— START OF Dataset rows —

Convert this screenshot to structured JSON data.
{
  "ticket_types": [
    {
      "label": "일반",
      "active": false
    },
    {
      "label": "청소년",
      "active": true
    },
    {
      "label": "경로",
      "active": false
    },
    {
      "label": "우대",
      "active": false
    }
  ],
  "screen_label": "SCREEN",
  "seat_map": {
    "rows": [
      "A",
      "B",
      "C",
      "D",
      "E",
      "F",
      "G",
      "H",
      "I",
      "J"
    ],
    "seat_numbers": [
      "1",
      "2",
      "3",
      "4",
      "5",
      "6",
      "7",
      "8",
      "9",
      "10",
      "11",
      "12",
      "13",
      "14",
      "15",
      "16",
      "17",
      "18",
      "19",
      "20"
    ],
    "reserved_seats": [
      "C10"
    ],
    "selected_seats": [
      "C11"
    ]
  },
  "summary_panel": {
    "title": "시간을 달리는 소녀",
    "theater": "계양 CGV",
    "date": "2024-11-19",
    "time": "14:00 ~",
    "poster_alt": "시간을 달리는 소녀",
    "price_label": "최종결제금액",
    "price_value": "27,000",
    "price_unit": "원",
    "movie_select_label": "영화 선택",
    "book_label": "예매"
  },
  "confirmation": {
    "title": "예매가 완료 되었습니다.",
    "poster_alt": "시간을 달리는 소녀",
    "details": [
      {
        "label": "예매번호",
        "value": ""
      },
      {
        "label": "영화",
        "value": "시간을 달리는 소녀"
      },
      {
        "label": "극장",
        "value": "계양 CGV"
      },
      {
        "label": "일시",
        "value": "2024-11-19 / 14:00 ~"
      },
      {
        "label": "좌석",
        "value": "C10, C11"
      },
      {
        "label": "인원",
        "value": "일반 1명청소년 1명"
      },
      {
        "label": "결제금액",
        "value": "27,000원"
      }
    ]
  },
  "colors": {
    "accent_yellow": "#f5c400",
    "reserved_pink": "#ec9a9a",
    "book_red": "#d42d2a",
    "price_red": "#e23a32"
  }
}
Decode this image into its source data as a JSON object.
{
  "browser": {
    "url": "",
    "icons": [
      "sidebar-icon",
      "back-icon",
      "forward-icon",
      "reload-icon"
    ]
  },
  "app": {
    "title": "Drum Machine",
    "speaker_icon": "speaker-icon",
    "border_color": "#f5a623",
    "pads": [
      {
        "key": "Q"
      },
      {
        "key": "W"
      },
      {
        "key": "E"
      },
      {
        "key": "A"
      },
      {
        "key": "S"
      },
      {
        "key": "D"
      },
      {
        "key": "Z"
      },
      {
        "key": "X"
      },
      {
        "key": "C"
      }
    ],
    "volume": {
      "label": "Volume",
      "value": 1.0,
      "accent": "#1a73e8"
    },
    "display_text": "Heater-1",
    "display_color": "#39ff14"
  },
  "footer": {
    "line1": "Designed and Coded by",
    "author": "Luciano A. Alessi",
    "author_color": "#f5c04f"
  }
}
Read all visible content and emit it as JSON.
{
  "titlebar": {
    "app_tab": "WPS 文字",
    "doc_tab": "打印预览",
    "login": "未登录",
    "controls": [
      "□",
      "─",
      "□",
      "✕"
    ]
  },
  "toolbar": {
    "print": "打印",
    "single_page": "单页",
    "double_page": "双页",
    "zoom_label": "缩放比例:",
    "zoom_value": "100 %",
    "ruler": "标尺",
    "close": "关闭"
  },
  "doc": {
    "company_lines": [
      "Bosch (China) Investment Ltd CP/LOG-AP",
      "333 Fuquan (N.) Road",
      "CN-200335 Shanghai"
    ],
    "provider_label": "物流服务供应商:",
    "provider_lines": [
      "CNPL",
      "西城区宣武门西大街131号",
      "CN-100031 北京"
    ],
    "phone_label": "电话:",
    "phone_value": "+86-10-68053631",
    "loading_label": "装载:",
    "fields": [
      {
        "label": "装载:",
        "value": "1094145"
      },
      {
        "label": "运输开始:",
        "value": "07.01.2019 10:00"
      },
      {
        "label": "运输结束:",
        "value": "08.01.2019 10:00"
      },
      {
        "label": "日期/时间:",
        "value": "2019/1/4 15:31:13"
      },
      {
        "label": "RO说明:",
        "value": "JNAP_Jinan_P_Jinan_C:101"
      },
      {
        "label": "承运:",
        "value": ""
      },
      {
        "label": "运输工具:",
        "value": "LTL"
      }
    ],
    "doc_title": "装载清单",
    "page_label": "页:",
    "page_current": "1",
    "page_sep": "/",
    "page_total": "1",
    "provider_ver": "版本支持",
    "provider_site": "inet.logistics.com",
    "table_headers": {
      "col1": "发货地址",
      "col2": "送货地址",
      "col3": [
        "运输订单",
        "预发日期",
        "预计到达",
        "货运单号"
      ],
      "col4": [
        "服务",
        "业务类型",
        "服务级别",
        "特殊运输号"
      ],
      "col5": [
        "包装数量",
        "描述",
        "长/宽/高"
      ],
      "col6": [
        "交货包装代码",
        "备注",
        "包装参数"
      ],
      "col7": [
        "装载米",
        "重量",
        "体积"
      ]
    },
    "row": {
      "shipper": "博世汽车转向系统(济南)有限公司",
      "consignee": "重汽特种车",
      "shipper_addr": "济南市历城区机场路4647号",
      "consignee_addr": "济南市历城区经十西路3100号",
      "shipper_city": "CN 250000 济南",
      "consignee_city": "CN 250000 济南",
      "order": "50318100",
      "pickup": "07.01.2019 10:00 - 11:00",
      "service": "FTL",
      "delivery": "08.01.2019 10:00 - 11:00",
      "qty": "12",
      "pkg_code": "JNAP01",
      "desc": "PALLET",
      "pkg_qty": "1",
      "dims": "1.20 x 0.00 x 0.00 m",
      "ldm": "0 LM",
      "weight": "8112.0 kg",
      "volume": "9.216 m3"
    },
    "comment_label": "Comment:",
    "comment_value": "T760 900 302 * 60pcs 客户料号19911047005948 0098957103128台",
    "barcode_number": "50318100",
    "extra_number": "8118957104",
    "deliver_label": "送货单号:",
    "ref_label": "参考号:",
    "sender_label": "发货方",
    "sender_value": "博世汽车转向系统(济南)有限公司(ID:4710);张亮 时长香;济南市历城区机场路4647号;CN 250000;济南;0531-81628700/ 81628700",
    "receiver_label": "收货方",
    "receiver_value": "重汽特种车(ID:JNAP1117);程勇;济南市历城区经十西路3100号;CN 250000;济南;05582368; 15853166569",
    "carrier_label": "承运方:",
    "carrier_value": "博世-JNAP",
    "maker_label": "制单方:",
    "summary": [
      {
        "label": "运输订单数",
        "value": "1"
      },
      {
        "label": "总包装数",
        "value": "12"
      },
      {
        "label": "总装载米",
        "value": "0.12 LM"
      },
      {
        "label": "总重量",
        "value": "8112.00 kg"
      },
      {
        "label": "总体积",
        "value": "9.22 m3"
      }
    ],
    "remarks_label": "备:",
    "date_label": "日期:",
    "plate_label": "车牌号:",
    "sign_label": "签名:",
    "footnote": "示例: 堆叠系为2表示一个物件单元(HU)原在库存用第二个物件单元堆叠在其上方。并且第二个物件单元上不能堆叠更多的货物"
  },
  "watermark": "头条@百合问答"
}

— END OF Dataset rows —

To be done →
Set down every record above exactly as given.

Response to this task →
Convert this screenshot to structured JSON data.
{
  "ticket_types": [
    {
      "label": "일반",
      "active": false
    },
    {
      "label": "청소년",
      "active": true
    },
    {
      "label": "경로",
      "active": false
    },
    {
      "label": "우대",
      "active": false
    }
  ],
  "screen_label": "SCREEN",
  "seat_map": {
    "rows": [
      "A",
      "B",
      "C",
      "D",
      "E",
      "F",
      "G",
      "H",
      "I",
      "J"
    ],
    "seat_numbers": [
      "1",
      "2",
      "3",
      "4",
      "5",
      "6",
      "7",
      "8",
      "9",
      "10",
      "11",
      "12",
      "13",
      "14",
      "15",
      "16",
      "17",
      "18",
      "19",
      "20"
    ],
    "reserved_seats": [
      "C10"
    ],
    "selected_seats": [
      "C11"
    ]
  },
  "summary_panel": {
    "title": "시간을 달리는 소녀",
    "theater": "계양 CGV",
    "date": "2024-11-19",
    "time": "14:00 ~",
    "poster_alt": "시간을 달리는 소녀",
    "price_label": "최종결제금액",
    "price_value": "27,000",
    "price_unit": "원",
    "movie_select_label": "영화 선택",
    "book_label": "예매"
  },
  "confirmation": {
    "title": "예매가 완료 되었습니다.",
    "poster_alt": "시간을 달리는 소녀",
    "details": [
      {
        "label": "예매번호",
        "value": ""
      },
      {
        "label": "영화",
        "value": "시간을 달리는 소녀"
      },
      {
        "label": "극장",
        "value": "계양 CGV"
      },
      {
        "label": "일시",
        "value": "2024-11-19 / 14:00 ~"
      },
      {
        "label": "좌석",
        "value": "C10, C11"
      },
      {
        "label": "인원",
        "value": "일반 1명청소년 1명"
      },
      {
        "label": "결제금액",
        "value": "27,000원"
      }
    ]
  },
  "colors": {
    "accent_yellow": "#f5c400",
    "reserved_pink": "#ec9a9a",
    "book_red": "#d42d2a",
    "price_red": "#e23a32"
  }
}
Decode this image into its source data as a JSON object.
{
  "browser": {
    "url": "",
    "icons": [
      "sidebar-icon",
      "back-icon",
      "forward-icon",
      "reload-icon"
    ]
  },
  "app": {
    "title": "Drum Machine",
    "speaker_icon": "speaker-icon",
    "border_color": "#f5a623",
    "pads": [
      {
        "key": "Q"
      },
      {
        "key": "W"
      },
      {
        "key": "E"
      },
      {
        "key": "A"
      },
      {
        "key": "S"
      },
      {
        "key": "D"
      },
      {
        "key": "Z"
      },
      {
        "key": "X"
      },
      {
        "key": "C"
      }
    ],
    "volume": {
      "label": "Volume",
      "value": 1.0,
      "accent": "#1a73e8"
    },
    "display_text": "Heater-1",
    "display_color": "#39ff14"
  },
  "footer": {
    "line1": "Designed and Coded by",
    "author": "Luciano A. Alessi",
    "author_color": "#f5c04f"
  }
}
Read all visible content and emit it as JSON.
{
  "titlebar": {
    "app_tab": "WPS 文字",
    "doc_tab": "打印预览",
    "login": "未登录",
    "controls": [
      "□",
      "─",
      "□",
      "✕"
    ]
  },
  "toolbar": {
    "print": "打印",
    "single_page": "单页",
    "double_page": "双页",
    "zoom_label": "缩放比例:",
    "zoom_value": "100 %",
    "ruler": "标尺",
    "close": "关闭"
  },
  "doc": {
    "company_lines": [
      "Bosch (China) Investment Ltd CP/LOG-AP",
      "333 Fuquan (N.) Road",
      "CN-200335 Shanghai"
    ],
    "provider_label": "物流服务供应商:",
    "provider_lines": [
      "CNPL",
      "西城区宣武门西大街131号",
      "CN-100031 北京"
    ],
    "phone_label": "电话:",
    "phone_value": "+86-10-68053631",
    "loading_label": "装载:",
    "fields": [
      {
        "label": "装载:",
        "value": "1094145"
      },
      {
        "label": "运输开始:",
        "value": "07.01.2019 10:00"
      },
      {
        "label": "运输结束:",
        "value": "08.01.2019 10:00"
      },
      {
        "label": "日期/时间:",
        "value": "2019/1/4 15:31:13"
      },
      {
        "label": "RO说明:",
        "value": "JNAP_Jinan_P_Jinan_C:101"
      },
      {
        "label": "承运:",
        "value": ""
      },
      {
        "label": "运输工具:",
        "value": "LTL"
      }
    ],
    "doc_title": "装载清单",
    "page_label": "页:",
    "page_current": "1",
    "page_sep": "/",
    "page_total": "1",
    "provider_ver": "版本支持",
    "provider_site": "inet.logistics.com",
    "table_headers": {
      "col1": "发货地址",
      "col2": "送货地址",
      "col3": [
        "运输订单",
        "预发日期",
        "预计到达",
        "货运单号"
      ],
      "col4": [
        "服务",
        "业务类型",
        "服务级别",
        "特殊运输号"
      ],
      "col5": [
        "包装数量",
        "描述",
        "长/宽/高"
      ],
      "col6": [
        "交货包装代码",
        "备注",
        "包装参数"
      ],
      "col7": [
        "装载米",
        "重量",
        "体积"
      ]
    },
    "row": {
      "shipper": "博世汽车转向系统(济南)有限公司",
      "consignee": "重汽特种车",
      "shipper_addr": "济南市历城区机场路4647号",
      "consignee_addr": "济南市历城区经十西路3100号",
      "shipper_city": "CN 250000 济南",
      "consignee_city": "CN 250000 济南",
      "order": "50318100",
      "pickup": "07.01.2019 10:00 - 11:00",
      "service": "FTL",
      "delivery": "08.01.2019 10:00 - 11:00",
      "qty": "12",
      "pkg_code": "JNAP01",
      "desc": "PALLET",
      "pkg_qty": "1",
      "dims": "1.20 x 0.00 x 0.00 m",
      "ldm": "0 LM",
      "weight": "8112.0 kg",
      "volume": "9.216 m3"
    },
    "comment_label": "Comment:",
    "comment_value": "T760 900 302 * 60pcs 客户料号19911047005948 0098957103128台",
    "barcode_number": "50318100",
    "extra_number": "8118957104",
    "deliver_label": "送货单号:",
    "ref_label": "参考号:",
    "sender_label": "发货方",
    "sender_value": "博世汽车转向系统(济南)有限公司(ID:4710);张亮 时长香;济南市历城区机场路4647号;CN 250000;济南;0531-81628700/ 81628700",
    "receiver_label": "收货方",
    "receiver_value": "重汽特种车(ID:JNAP1117);程勇;济南市历城区经十西路3100号;CN 250000;济南;05582368; 15853166569",
    "carrier_label": "承运方:",
    "carrier_value": "博世-JNAP",
    "maker_label": "制单方:",
    "summary": [
      {
        "label": "运输订单数",
        "value": "1"
      },
      {
        "label": "总包装数",
        "value": "12"
      },
      {
        "label": "总装载米",
        "value": "0.12 LM"
      },
      {
        "label": "总重量",
        "value": "8112.00 kg"
      },
      {
        "label": "总体积",
        "value": "9.22 m3"
      }
    ],
    "remarks_label": "备:",
    "date_label": "日期:",
    "plate_label": "车牌号:",
    "sign_label": "签名:",
    "footnote": "示例: 堆叠系为2表示一个物件单元(HU)原在库存用第二个物件单元堆叠在其上方。并且第二个物件单元上不能堆叠更多的货物"
  },
  "watermark": "头条@百合问答"
}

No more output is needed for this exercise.